#### Information shown
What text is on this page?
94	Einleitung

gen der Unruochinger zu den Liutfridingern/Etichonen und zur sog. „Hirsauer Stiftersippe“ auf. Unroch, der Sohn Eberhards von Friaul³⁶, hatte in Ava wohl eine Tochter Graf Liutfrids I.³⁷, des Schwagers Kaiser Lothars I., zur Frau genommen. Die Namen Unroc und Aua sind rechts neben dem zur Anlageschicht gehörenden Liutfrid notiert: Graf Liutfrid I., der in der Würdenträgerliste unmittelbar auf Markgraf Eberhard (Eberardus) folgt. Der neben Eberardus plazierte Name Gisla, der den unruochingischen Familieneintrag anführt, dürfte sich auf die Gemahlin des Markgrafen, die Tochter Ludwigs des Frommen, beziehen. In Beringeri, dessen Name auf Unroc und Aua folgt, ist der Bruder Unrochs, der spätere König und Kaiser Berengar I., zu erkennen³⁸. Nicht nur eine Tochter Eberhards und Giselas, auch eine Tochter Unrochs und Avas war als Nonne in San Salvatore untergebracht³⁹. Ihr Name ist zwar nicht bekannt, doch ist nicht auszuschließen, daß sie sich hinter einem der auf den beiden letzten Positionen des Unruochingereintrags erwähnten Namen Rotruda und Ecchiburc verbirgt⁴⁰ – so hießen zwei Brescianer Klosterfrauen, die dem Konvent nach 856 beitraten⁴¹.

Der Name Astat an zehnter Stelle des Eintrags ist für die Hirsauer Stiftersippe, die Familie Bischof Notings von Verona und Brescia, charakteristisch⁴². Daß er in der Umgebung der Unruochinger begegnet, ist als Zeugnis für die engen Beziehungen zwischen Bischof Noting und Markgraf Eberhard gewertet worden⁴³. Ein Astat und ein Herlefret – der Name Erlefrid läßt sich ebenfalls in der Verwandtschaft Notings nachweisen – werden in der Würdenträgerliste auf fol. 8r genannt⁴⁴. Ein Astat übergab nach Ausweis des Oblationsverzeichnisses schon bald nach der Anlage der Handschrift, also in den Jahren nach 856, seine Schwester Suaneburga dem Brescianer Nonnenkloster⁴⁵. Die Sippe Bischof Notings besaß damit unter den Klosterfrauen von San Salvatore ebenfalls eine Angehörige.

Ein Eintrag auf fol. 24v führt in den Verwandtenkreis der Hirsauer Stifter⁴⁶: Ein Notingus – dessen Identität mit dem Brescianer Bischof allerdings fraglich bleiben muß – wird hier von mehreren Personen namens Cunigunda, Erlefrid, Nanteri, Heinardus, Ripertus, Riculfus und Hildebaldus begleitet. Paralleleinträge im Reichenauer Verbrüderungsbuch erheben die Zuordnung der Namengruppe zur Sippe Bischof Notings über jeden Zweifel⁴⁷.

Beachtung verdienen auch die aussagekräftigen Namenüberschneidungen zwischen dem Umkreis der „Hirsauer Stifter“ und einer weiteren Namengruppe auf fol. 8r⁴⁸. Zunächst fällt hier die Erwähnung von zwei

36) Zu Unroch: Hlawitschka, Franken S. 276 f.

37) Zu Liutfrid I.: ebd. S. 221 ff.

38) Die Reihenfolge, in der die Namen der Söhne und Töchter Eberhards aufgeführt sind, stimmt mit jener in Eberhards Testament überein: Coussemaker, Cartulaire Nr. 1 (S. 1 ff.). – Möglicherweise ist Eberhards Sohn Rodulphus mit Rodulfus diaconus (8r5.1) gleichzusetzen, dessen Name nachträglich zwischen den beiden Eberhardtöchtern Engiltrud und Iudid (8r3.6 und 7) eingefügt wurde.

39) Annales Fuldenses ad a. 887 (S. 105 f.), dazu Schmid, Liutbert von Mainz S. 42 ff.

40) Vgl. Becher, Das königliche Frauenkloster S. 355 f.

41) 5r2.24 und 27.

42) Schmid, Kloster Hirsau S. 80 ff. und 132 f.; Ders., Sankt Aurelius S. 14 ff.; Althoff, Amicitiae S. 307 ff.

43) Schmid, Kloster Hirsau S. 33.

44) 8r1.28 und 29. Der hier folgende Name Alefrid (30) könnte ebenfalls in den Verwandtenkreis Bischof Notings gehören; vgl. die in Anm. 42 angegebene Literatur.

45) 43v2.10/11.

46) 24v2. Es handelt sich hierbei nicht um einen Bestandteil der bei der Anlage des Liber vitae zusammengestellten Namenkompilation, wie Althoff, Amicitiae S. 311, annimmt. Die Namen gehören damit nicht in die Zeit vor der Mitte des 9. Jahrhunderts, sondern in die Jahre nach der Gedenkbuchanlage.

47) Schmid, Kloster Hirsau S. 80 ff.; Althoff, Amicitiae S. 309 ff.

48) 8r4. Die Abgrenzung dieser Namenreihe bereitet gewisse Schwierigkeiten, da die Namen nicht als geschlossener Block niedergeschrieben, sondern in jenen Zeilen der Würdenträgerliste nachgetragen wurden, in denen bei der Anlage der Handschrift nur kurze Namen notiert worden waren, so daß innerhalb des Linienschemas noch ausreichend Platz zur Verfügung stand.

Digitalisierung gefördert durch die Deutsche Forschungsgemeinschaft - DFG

#### What you are asked to do
In the records above, how many lines include "Amicitiae"? Answer with the number alone.

#### Task response
3